==== DATA ROWS

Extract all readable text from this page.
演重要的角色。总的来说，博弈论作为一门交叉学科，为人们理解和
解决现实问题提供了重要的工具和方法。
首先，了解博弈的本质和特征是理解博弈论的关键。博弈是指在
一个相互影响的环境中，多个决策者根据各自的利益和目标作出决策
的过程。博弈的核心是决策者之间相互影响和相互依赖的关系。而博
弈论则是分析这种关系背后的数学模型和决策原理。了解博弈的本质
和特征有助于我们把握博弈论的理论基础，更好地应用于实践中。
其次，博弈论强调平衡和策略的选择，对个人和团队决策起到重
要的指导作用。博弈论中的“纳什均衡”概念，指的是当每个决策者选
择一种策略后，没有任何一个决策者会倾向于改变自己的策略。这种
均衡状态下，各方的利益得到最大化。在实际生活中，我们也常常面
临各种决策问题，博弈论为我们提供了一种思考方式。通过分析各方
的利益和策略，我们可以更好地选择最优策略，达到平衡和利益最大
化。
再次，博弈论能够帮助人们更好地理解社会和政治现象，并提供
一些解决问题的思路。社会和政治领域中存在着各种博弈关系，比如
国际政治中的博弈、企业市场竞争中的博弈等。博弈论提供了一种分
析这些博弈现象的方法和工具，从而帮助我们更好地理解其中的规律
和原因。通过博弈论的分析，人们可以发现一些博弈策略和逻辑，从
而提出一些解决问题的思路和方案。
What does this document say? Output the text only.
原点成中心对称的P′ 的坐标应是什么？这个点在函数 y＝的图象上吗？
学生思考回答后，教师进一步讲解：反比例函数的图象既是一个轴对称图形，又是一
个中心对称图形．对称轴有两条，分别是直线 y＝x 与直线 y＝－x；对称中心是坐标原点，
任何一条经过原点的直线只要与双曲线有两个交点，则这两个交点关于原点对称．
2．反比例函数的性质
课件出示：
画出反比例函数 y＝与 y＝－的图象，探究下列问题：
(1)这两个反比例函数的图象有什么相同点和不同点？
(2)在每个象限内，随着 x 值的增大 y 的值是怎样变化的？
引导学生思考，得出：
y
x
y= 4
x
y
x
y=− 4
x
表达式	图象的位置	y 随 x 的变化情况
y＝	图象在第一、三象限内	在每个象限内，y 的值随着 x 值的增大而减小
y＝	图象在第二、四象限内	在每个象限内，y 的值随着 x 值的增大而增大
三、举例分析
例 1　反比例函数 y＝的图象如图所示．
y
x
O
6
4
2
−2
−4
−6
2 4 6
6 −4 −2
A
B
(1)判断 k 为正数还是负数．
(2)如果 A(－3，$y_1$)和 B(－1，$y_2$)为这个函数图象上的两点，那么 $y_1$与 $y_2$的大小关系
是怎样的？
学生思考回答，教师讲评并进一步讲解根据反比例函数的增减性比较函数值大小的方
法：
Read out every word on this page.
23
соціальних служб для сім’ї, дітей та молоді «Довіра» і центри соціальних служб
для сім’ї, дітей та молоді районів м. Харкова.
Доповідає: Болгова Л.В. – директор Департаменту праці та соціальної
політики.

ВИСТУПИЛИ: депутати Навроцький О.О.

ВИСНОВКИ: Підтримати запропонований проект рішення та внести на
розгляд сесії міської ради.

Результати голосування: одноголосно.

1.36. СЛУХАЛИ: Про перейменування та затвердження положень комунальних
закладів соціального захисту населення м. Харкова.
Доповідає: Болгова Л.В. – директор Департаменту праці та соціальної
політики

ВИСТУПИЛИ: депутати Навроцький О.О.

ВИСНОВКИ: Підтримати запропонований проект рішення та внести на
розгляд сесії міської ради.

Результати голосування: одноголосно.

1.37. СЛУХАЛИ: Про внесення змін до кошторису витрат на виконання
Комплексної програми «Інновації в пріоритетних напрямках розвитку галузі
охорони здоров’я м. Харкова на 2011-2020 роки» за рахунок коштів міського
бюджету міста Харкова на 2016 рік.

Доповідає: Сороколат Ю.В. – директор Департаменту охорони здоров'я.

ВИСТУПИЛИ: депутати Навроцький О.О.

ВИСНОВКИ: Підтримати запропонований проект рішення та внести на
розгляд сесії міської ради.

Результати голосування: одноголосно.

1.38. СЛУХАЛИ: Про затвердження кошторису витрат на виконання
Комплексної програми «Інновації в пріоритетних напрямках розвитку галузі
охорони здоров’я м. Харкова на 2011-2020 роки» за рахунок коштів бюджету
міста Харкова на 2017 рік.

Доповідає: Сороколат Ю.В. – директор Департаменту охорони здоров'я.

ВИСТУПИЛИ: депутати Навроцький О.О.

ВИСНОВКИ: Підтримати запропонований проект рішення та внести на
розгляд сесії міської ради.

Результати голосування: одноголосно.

========

JOB -> Which lines contain the word "витрат"? Return each of them.

WRITTEN ANSWER ->
1.37. СЛУХАЛИ: Про внесення змін до кошторису витрат на виконання
1.38. СЛУХАЛИ: Про затвердження кошторису витрат на виконання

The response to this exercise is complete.